Objective: Gather all lines from the material that contain "представление".

Items:
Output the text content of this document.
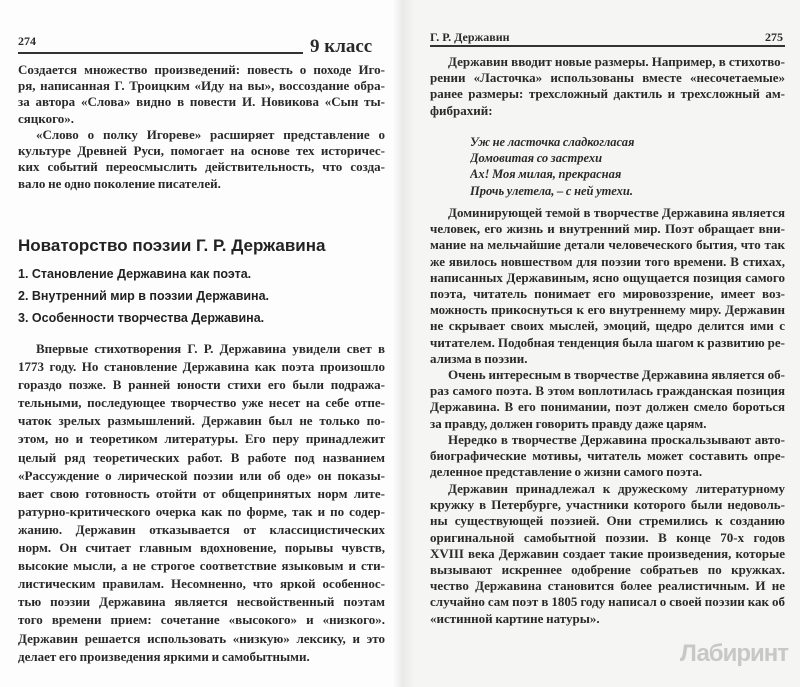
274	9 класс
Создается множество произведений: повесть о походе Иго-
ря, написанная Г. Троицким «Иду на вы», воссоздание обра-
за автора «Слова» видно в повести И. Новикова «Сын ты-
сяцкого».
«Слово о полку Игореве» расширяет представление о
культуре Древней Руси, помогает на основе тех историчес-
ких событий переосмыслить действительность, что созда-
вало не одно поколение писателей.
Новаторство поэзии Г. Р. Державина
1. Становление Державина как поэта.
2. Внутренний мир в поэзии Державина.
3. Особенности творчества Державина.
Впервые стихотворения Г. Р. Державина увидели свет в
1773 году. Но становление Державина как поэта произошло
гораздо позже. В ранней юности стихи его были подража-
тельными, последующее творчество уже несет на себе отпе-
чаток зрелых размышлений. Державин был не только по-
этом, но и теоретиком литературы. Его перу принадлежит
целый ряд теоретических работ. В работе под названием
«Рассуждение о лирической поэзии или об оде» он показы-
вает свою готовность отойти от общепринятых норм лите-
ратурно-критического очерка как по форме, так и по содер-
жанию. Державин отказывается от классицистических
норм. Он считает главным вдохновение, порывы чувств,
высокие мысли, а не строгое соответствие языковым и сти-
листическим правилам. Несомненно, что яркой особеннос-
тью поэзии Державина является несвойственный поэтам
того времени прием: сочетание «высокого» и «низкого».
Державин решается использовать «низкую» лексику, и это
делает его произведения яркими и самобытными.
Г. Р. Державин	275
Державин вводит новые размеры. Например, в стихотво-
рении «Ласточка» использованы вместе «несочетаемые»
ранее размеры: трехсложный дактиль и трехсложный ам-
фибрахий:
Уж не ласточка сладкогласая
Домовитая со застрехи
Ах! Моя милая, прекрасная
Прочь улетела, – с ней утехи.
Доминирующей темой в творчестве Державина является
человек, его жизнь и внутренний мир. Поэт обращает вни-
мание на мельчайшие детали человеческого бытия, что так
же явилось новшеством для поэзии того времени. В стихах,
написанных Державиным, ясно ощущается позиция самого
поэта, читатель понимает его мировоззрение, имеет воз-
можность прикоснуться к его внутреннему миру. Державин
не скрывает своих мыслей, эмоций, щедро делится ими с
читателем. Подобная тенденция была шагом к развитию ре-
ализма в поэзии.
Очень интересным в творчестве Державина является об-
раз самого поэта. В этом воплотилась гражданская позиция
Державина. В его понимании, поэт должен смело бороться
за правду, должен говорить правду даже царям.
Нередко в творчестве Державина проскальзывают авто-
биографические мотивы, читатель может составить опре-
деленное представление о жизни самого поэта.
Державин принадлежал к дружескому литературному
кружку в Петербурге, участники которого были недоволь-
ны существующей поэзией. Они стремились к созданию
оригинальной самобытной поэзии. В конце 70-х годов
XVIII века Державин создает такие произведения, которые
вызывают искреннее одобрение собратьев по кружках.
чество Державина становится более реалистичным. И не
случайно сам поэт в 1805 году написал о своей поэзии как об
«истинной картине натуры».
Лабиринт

Correct result:
«Слово о полку Игореве» расширяет представление о
деленное представление о жизни самого поэта.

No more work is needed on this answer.